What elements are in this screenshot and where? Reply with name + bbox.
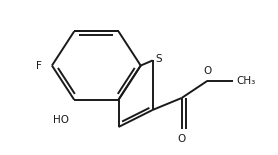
Text: F: F [36,61,42,71]
Text: O: O [178,134,186,144]
Text: CH₃: CH₃ [236,76,255,86]
Text: S: S [155,54,162,64]
Text: O: O [203,66,211,76]
Text: HO: HO [53,115,69,125]
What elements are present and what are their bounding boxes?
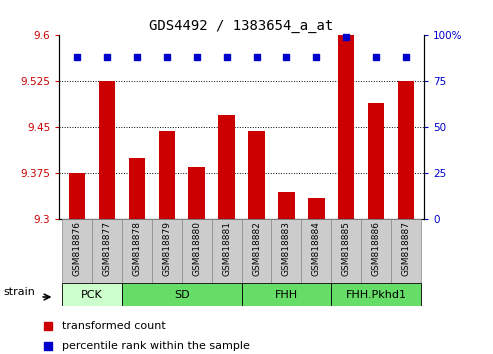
^^^^
→ **THE REQUEST**
Substitute "items" for every occurrence of "elements" in the lines above and give them again, leaving the rest unchanged. Omit the pictures.

→ **SOLUTION BELOW**
What items are in this screenshot and where? Reply with name + bbox.
Text: F: F [36,61,42,71]
Text: O: O [178,134,186,144]
Text: CH₃: CH₃ [236,76,255,86]
Text: S: S [155,54,162,64]
Text: O: O [203,66,211,76]
Text: HO: HO [53,115,69,125]
What items are present and what are their bounding boxes?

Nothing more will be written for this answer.